What to work on
Leave out the pictures and copy every record exactly.
** begin Records supplied **
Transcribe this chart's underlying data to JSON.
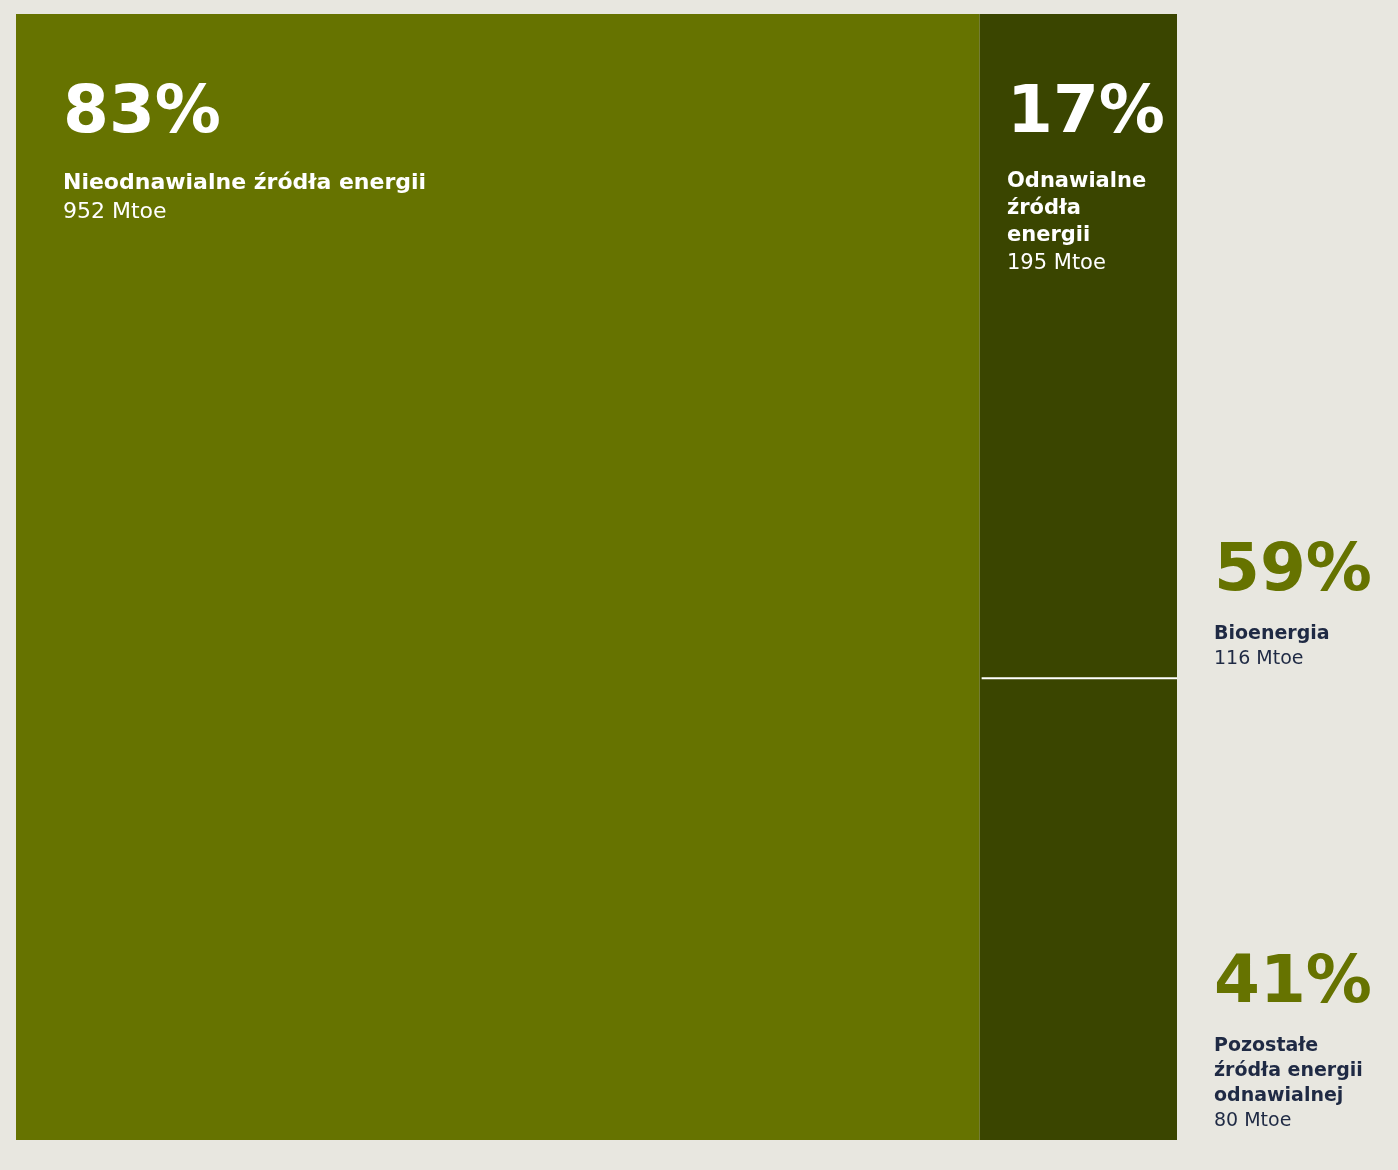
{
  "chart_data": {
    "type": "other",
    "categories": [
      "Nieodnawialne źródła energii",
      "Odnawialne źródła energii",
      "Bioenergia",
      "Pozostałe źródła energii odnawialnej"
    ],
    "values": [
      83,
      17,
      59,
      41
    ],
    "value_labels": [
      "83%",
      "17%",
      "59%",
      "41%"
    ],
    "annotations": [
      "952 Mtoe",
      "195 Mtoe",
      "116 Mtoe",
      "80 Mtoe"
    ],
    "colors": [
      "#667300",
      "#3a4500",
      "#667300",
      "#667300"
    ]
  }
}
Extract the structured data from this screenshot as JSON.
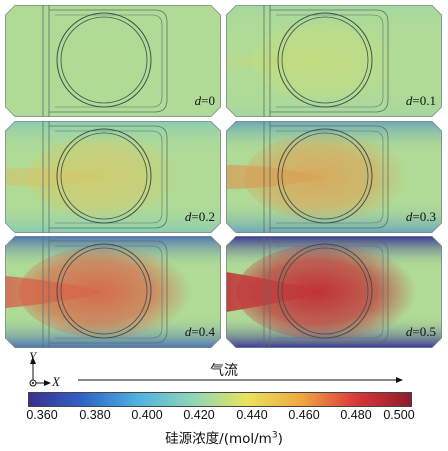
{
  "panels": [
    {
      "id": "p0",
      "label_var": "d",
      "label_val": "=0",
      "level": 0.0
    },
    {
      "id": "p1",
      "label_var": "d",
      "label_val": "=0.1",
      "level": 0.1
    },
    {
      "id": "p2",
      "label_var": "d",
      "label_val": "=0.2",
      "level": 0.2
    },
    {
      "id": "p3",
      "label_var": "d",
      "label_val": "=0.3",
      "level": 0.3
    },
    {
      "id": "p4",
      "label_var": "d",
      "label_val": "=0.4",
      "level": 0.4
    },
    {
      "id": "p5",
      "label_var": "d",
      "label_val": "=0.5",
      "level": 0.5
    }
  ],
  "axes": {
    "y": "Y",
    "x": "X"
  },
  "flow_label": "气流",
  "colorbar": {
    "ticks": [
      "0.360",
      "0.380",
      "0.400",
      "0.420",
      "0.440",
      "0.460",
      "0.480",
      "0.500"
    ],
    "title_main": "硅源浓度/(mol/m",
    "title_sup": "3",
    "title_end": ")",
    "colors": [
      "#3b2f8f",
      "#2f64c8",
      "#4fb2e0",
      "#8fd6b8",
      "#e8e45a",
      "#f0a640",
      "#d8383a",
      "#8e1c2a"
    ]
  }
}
** end Records supplied **
Result
Transcribe this chart's underlying data to JSON.
{
  "chart_data": {
    "type": "other",
    "categories": [
      "Nieodnawialne źródła energii",
      "Odnawialne źródła energii",
      "Bioenergia",
      "Pozostałe źródła energii odnawialnej"
    ],
    "values": [
      83,
      17,
      59,
      41
    ],
    "value_labels": [
      "83%",
      "17%",
      "59%",
      "41%"
    ],
    "annotations": [
      "952 Mtoe",
      "195 Mtoe",
      "116 Mtoe",
      "80 Mtoe"
    ],
    "colors": [
      "#667300",
      "#3a4500",
      "#667300",
      "#667300"
    ]
  }
}
Extract the structured data from this screenshot as JSON.
{
  "panels": [
    {
      "id": "p0",
      "label_var": "d",
      "label_val": "=0",
      "level": 0.0
    },
    {
      "id": "p1",
      "label_var": "d",
      "label_val": "=0.1",
      "level": 0.1
    },
    {
      "id": "p2",
      "label_var": "d",
      "label_val": "=0.2",
      "level": 0.2
    },
    {
      "id": "p3",
      "label_var": "d",
      "label_val": "=0.3",
      "level": 0.3
    },
    {
      "id": "p4",
      "label_var": "d",
      "label_val": "=0.4",
      "level": 0.4
    },
    {
      "id": "p5",
      "label_var": "d",
      "label_val": "=0.5",
      "level": 0.5
    }
  ],
  "axes": {
    "y": "Y",
    "x": "X"
  },
  "flow_label": "气流",
  "colorbar": {
    "ticks": [
      "0.360",
      "0.380",
      "0.400",
      "0.420",
      "0.440",
      "0.460",
      "0.480",
      "0.500"
    ],
    "title_main": "硅源浓度/(mol/m",
    "title_sup": "3",
    "title_end": ")",
    "colors": [
      "#3b2f8f",
      "#2f64c8",
      "#4fb2e0",
      "#8fd6b8",
      "#e8e45a",
      "#f0a640",
      "#d8383a",
      "#8e1c2a"
    ]
  }
}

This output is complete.